>>>
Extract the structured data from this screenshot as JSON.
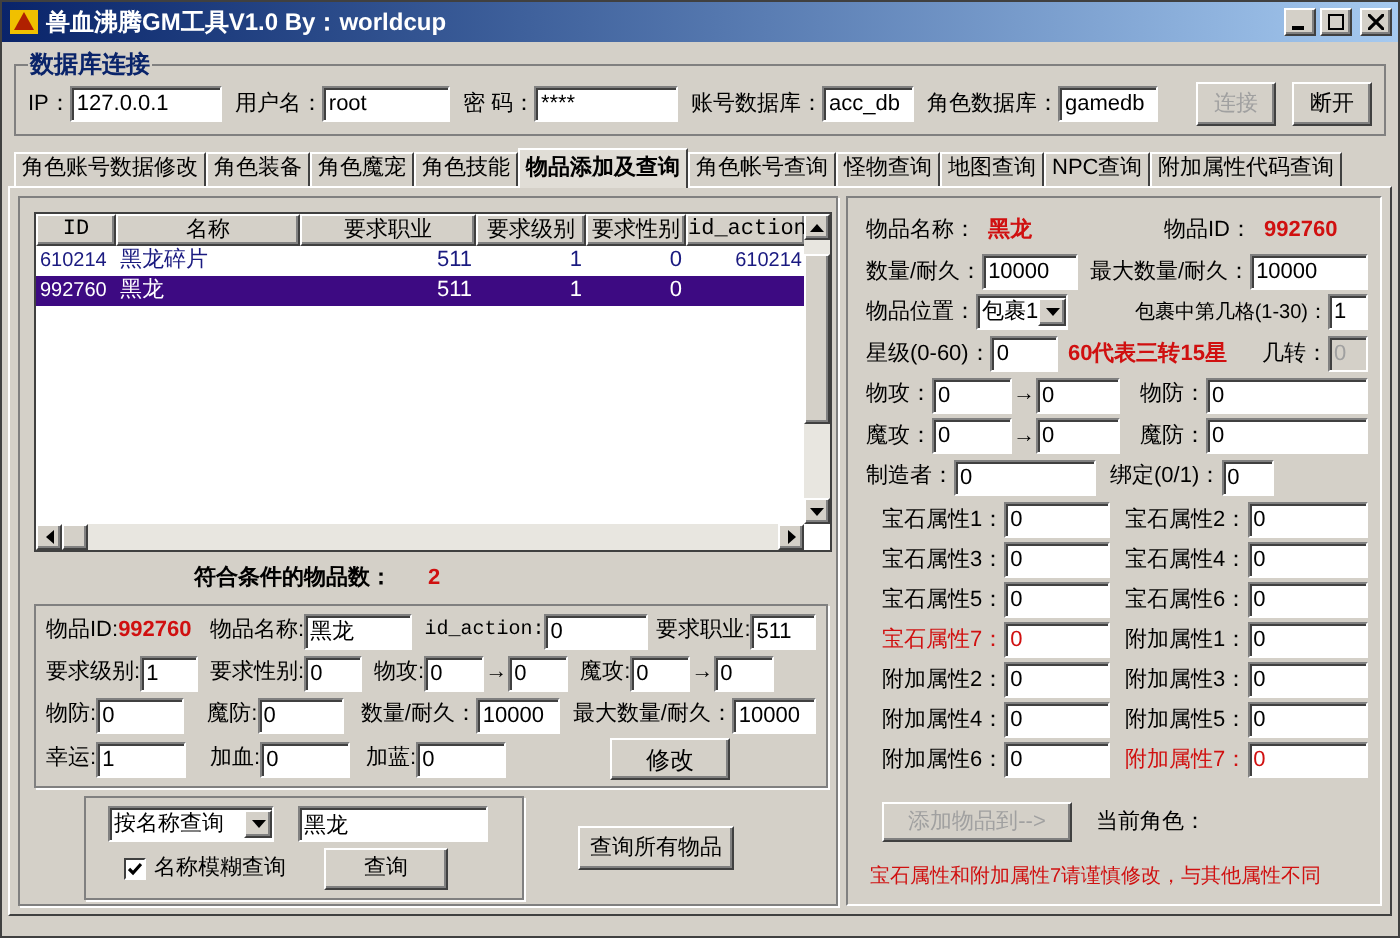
{
  "window": {
    "title": "兽血沸腾GM工具V1.0 By：worldcup"
  },
  "db_connection": {
    "title": "数据库连接",
    "fields": [
      {
        "label": "IP：",
        "value": "127.0.0.1"
      },
      {
        "label": "用户名：",
        "value": "root"
      },
      {
        "label": "密 码：",
        "value": "****"
      },
      {
        "label": "账号数据库：",
        "value": "acc_db"
      },
      {
        "label": "角色数据库：",
        "value": "gamedb"
      }
    ],
    "buttons": [
      {
        "label": "连接",
        "disabled": true
      },
      {
        "label": "断开",
        "disabled": false
      }
    ]
  },
  "tabs": [
    {
      "label": "角色账号数据修改",
      "selected": false
    },
    {
      "label": "角色装备",
      "selected": false
    },
    {
      "label": "角色魔宠",
      "selected": false
    },
    {
      "label": "角色技能",
      "selected": false
    },
    {
      "label": "物品添加及查询",
      "selected": true
    },
    {
      "label": "角色帐号查询",
      "selected": false
    },
    {
      "label": "怪物查询",
      "selected": false
    },
    {
      "label": "地图查询",
      "selected": false
    },
    {
      "label": "NPC查询",
      "selected": false
    },
    {
      "label": "附加属性代码查询",
      "selected": false
    }
  ],
  "results_table": {
    "columns": [
      "ID",
      "名称",
      "要求职业",
      "要求级别",
      "要求性别",
      "id_action"
    ],
    "rows": [
      {
        "cells": [
          "610214",
          "黑龙碎片",
          "511",
          "1",
          "0",
          "610214"
        ],
        "selected": false
      },
      {
        "cells": [
          "992760",
          "黑龙",
          "511",
          "1",
          "0"
        ],
        "selected": true
      }
    ]
  },
  "match_count": {
    "label": "符合条件的物品数：",
    "value": "2"
  },
  "item_edit": {
    "id": {
      "label": "物品ID:",
      "value": "992760"
    },
    "name": {
      "label": "物品名称:",
      "value": "黑龙"
    },
    "id_action": {
      "label": "id_action:",
      "value": "0"
    },
    "req_class": {
      "label": "要求职业:",
      "value": "511"
    },
    "req_level": {
      "label": "要求级别:",
      "value": "1"
    },
    "req_gender": {
      "label": "要求性别:",
      "value": "0"
    },
    "phys_attack": {
      "label": "物攻:",
      "min": "0",
      "arrow": "→",
      "max": "0"
    },
    "mag_attack": {
      "label": "魔攻:",
      "min": "0",
      "arrow": "→",
      "max": "0"
    },
    "phys_defense": {
      "label": "物防:",
      "value": "0"
    },
    "mag_defense": {
      "label": "魔防:",
      "value": "0"
    },
    "quantity": {
      "label": "数量/耐久：",
      "value": "10000"
    },
    "max_quantity": {
      "label": "最大数量/耐久：",
      "value": "10000"
    },
    "luck": {
      "label": "幸运:",
      "value": "1"
    },
    "hp": {
      "label": "加血:",
      "value": "0"
    },
    "mp": {
      "label": "加蓝:",
      "value": "0"
    },
    "modify_button": "修改"
  },
  "search": {
    "mode": "按名称查询",
    "value": "黑龙",
    "fuzzy": {
      "label": "名称模糊查询",
      "checked": true
    },
    "query_button": "查询",
    "all_button": "查询所有物品"
  },
  "item_detail": {
    "name": {
      "label": "物品名称：",
      "value": "黑龙"
    },
    "id": {
      "label": "物品ID：",
      "value": "992760"
    },
    "quantity": {
      "label": "数量/耐久：",
      "value": "10000"
    },
    "max_quantity": {
      "label": "最大数量/耐久：",
      "value": "10000"
    },
    "location": {
      "label": "物品位置：",
      "value": "包裹1"
    },
    "slot": {
      "label": "包裹中第几格(1-30)：",
      "value": "1"
    },
    "star": {
      "label": "星级(0-60)：",
      "value": "0"
    },
    "star_note": "60代表三转15星",
    "rebirth": {
      "label": "几转：",
      "value": "0",
      "disabled": true
    },
    "phys_attack": {
      "label": "物攻：",
      "min": "0",
      "arrow": "→",
      "max": "0"
    },
    "phys_defense": {
      "label": "物防：",
      "value": "0"
    },
    "mag_attack": {
      "label": "魔攻：",
      "min": "0",
      "arrow": "→",
      "max": "0"
    },
    "mag_defense": {
      "label": "魔防：",
      "value": "0"
    },
    "maker": {
      "label": "制造者：",
      "value": "0"
    },
    "bound": {
      "label": "绑定(0/1)：",
      "value": "0"
    },
    "attributes": [
      {
        "label": "宝石属性1：",
        "value": "0",
        "warn": false
      },
      {
        "label": "宝石属性2：",
        "value": "0",
        "warn": false
      },
      {
        "label": "宝石属性3：",
        "value": "0",
        "warn": false
      },
      {
        "label": "宝石属性4：",
        "value": "0",
        "warn": false
      },
      {
        "label": "宝石属性5：",
        "value": "0",
        "warn": false
      },
      {
        "label": "宝石属性6：",
        "value": "0",
        "warn": false
      },
      {
        "label": "宝石属性7：",
        "value": "0",
        "warn": true
      },
      {
        "label": "附加属性1：",
        "value": "0",
        "warn": false
      },
      {
        "label": "附加属性2：",
        "value": "0",
        "warn": false
      },
      {
        "label": "附加属性3：",
        "value": "0",
        "warn": false
      },
      {
        "label": "附加属性4：",
        "value": "0",
        "warn": false
      },
      {
        "label": "附加属性5：",
        "value": "0",
        "warn": false
      },
      {
        "label": "附加属性6：",
        "value": "0",
        "warn": false
      },
      {
        "label": "附加属性7：",
        "value": "0",
        "warn": true
      }
    ],
    "add_button": {
      "label": "添加物品到-->",
      "disabled": true
    },
    "current_role": "当前角色：",
    "warning": "宝石属性和附加属性7请谨慎修改，与其他属性不同"
  }
}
<<<
=== GIVEN EXERCISE ===
Print each line of the material above exactly, with the pictures removed from your copy.

=== EXERCISE RESPONSE ===
Extract the structured data from this screenshot as JSON.
{
  "window": {
    "title": "兽血沸腾GM工具V1.0 By：worldcup"
  },
  "db_connection": {
    "title": "数据库连接",
    "fields": [
      {
        "label": "IP：",
        "value": "127.0.0.1"
      },
      {
        "label": "用户名：",
        "value": "root"
      },
      {
        "label": "密 码：",
        "value": "****"
      },
      {
        "label": "账号数据库：",
        "value": "acc_db"
      },
      {
        "label": "角色数据库：",
        "value": "gamedb"
      }
    ],
    "buttons": [
      {
        "label": "连接",
        "disabled": true
      },
      {
        "label": "断开",
        "disabled": false
      }
    ]
  },
  "tabs": [
    {
      "label": "角色账号数据修改",
      "selected": false
    },
    {
      "label": "角色装备",
      "selected": false
    },
    {
      "label": "角色魔宠",
      "selected": false
    },
    {
      "label": "角色技能",
      "selected": false
    },
    {
      "label": "物品添加及查询",
      "selected": true
    },
    {
      "label": "角色帐号查询",
      "selected": false
    },
    {
      "label": "怪物查询",
      "selected": false
    },
    {
      "label": "地图查询",
      "selected": false
    },
    {
      "label": "NPC查询",
      "selected": false
    },
    {
      "label": "附加属性代码查询",
      "selected": false
    }
  ],
  "results_table": {
    "columns": [
      "ID",
      "名称",
      "要求职业",
      "要求级别",
      "要求性别",
      "id_action"
    ],
    "rows": [
      {
        "cells": [
          "610214",
          "黑龙碎片",
          "511",
          "1",
          "0",
          "610214"
        ],
        "selected": false
      },
      {
        "cells": [
          "992760",
          "黑龙",
          "511",
          "1",
          "0"
        ],
        "selected": true
      }
    ]
  },
  "match_count": {
    "label": "符合条件的物品数：",
    "value": "2"
  },
  "item_edit": {
    "id": {
      "label": "物品ID:",
      "value": "992760"
    },
    "name": {
      "label": "物品名称:",
      "value": "黑龙"
    },
    "id_action": {
      "label": "id_action:",
      "value": "0"
    },
    "req_class": {
      "label": "要求职业:",
      "value": "511"
    },
    "req_level": {
      "label": "要求级别:",
      "value": "1"
    },
    "req_gender": {
      "label": "要求性别:",
      "value": "0"
    },
    "phys_attack": {
      "label": "物攻:",
      "min": "0",
      "arrow": "→",
      "max": "0"
    },
    "mag_attack": {
      "label": "魔攻:",
      "min": "0",
      "arrow": "→",
      "max": "0"
    },
    "phys_defense": {
      "label": "物防:",
      "value": "0"
    },
    "mag_defense": {
      "label": "魔防:",
      "value": "0"
    },
    "quantity": {
      "label": "数量/耐久：",
      "value": "10000"
    },
    "max_quantity": {
      "label": "最大数量/耐久：",
      "value": "10000"
    },
    "luck": {
      "label": "幸运:",
      "value": "1"
    },
    "hp": {
      "label": "加血:",
      "value": "0"
    },
    "mp": {
      "label": "加蓝:",
      "value": "0"
    },
    "modify_button": "修改"
  },
  "search": {
    "mode": "按名称查询",
    "value": "黑龙",
    "fuzzy": {
      "label": "名称模糊查询",
      "checked": true
    },
    "query_button": "查询",
    "all_button": "查询所有物品"
  },
  "item_detail": {
    "name": {
      "label": "物品名称：",
      "value": "黑龙"
    },
    "id": {
      "label": "物品ID：",
      "value": "992760"
    },
    "quantity": {
      "label": "数量/耐久：",
      "value": "10000"
    },
    "max_quantity": {
      "label": "最大数量/耐久：",
      "value": "10000"
    },
    "location": {
      "label": "物品位置：",
      "value": "包裹1"
    },
    "slot": {
      "label": "包裹中第几格(1-30)：",
      "value": "1"
    },
    "star": {
      "label": "星级(0-60)：",
      "value": "0"
    },
    "star_note": "60代表三转15星",
    "rebirth": {
      "label": "几转：",
      "value": "0",
      "disabled": true
    },
    "phys_attack": {
      "label": "物攻：",
      "min": "0",
      "arrow": "→",
      "max": "0"
    },
    "phys_defense": {
      "label": "物防：",
      "value": "0"
    },
    "mag_attack": {
      "label": "魔攻：",
      "min": "0",
      "arrow": "→",
      "max": "0"
    },
    "mag_defense": {
      "label": "魔防：",
      "value": "0"
    },
    "maker": {
      "label": "制造者：",
      "value": "0"
    },
    "bound": {
      "label": "绑定(0/1)：",
      "value": "0"
    },
    "attributes": [
      {
        "label": "宝石属性1：",
        "value": "0",
        "warn": false
      },
      {
        "label": "宝石属性2：",
        "value": "0",
        "warn": false
      },
      {
        "label": "宝石属性3：",
        "value": "0",
        "warn": false
      },
      {
        "label": "宝石属性4：",
        "value": "0",
        "warn": false
      },
      {
        "label": "宝石属性5：",
        "value": "0",
        "warn": false
      },
      {
        "label": "宝石属性6：",
        "value": "0",
        "warn": false
      },
      {
        "label": "宝石属性7：",
        "value": "0",
        "warn": true
      },
      {
        "label": "附加属性1：",
        "value": "0",
        "warn": false
      },
      {
        "label": "附加属性2：",
        "value": "0",
        "warn": false
      },
      {
        "label": "附加属性3：",
        "value": "0",
        "warn": false
      },
      {
        "label": "附加属性4：",
        "value": "0",
        "warn": false
      },
      {
        "label": "附加属性5：",
        "value": "0",
        "warn": false
      },
      {
        "label": "附加属性6：",
        "value": "0",
        "warn": false
      },
      {
        "label": "附加属性7：",
        "value": "0",
        "warn": true
      }
    ],
    "add_button": {
      "label": "添加物品到-->",
      "disabled": true
    },
    "current_role": "当前角色：",
    "warning": "宝石属性和附加属性7请谨慎修改，与其他属性不同"
  }
}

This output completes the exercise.